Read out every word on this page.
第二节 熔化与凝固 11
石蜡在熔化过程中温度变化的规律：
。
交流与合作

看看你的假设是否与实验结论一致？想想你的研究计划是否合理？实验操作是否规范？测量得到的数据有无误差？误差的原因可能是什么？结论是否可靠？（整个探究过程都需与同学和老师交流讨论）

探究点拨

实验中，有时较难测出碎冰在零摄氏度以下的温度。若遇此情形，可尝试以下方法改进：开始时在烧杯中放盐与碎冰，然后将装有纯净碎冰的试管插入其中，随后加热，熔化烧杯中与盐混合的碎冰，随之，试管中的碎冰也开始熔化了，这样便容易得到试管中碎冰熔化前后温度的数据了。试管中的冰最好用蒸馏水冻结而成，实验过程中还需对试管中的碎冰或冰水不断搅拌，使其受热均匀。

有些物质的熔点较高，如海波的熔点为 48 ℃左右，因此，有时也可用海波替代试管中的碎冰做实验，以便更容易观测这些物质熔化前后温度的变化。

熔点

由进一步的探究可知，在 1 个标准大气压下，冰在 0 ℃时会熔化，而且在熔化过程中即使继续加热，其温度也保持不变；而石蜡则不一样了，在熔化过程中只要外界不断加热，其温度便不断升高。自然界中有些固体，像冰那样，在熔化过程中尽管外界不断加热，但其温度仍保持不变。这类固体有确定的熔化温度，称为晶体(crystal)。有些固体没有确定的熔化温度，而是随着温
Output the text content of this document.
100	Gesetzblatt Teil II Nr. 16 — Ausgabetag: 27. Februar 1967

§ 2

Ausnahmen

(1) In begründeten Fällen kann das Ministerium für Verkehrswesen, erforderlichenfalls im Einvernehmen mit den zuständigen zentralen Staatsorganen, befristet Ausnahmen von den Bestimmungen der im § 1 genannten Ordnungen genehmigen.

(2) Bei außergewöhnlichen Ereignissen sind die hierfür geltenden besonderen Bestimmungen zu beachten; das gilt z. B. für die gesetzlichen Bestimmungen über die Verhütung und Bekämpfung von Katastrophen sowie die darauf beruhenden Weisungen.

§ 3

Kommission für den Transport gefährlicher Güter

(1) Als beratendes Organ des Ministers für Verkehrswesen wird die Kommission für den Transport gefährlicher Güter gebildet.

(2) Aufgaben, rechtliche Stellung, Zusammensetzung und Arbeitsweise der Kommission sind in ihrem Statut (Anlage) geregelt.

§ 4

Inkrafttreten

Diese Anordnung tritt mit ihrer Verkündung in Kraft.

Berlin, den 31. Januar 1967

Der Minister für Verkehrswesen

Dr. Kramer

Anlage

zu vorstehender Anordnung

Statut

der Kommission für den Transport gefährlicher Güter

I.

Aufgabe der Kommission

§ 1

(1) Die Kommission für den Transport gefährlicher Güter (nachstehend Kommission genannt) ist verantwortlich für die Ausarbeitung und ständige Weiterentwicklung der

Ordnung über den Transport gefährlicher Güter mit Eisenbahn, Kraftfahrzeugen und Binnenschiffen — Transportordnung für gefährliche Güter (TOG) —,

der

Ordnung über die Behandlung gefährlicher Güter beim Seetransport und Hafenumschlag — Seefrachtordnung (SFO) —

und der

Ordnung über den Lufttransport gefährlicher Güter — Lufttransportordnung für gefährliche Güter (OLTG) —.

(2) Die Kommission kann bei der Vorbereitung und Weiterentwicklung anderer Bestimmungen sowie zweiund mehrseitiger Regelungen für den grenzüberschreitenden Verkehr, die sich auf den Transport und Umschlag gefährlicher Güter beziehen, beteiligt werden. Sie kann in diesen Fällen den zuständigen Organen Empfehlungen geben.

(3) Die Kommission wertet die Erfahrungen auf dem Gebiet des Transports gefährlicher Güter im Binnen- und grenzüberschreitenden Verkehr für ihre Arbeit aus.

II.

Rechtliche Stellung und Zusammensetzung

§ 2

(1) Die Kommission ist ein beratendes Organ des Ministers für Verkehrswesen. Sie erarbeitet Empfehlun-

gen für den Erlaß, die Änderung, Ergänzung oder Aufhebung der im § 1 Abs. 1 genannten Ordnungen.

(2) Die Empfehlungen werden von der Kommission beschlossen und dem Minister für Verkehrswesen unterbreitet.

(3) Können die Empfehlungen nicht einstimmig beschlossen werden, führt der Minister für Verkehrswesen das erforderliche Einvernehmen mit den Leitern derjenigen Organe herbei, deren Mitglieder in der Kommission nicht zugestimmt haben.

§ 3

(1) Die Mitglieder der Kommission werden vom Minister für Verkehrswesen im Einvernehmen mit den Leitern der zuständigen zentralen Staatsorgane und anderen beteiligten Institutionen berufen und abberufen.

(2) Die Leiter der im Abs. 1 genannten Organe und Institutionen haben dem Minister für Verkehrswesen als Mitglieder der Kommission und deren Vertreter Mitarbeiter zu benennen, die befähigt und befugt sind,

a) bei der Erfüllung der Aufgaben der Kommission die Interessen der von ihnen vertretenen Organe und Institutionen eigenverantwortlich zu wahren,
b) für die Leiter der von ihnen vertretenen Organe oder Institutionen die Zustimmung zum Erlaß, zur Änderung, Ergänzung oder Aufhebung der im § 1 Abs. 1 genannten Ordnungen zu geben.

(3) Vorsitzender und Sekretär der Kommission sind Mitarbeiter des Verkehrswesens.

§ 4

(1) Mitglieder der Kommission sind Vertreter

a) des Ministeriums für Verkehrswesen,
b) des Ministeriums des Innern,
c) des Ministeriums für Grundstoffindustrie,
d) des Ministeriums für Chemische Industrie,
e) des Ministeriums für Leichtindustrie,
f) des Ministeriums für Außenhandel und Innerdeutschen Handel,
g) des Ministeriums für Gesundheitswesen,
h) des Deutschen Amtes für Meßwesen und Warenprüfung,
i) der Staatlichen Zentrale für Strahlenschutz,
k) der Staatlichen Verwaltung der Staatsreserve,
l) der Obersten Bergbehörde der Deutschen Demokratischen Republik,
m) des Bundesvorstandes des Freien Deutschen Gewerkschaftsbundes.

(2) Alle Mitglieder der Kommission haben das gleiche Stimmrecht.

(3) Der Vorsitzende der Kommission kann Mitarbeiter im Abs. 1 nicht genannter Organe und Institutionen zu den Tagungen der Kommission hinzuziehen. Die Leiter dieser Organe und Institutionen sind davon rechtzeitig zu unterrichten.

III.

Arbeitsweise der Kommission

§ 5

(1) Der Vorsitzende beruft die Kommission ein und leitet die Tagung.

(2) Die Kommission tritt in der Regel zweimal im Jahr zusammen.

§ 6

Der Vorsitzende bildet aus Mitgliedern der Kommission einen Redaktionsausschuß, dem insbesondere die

> _What the exercise asks_: In the records above, locate the lines holding the word "Arbeitsweise". Copy each of them.

> _The completed task_:
(2) Aufgaben, rechtliche Stellung, Zusammensetzung und Arbeitsweise der Kommission sind in ihrem Statut (Anlage) geregelt.
Arbeitsweise der Kommission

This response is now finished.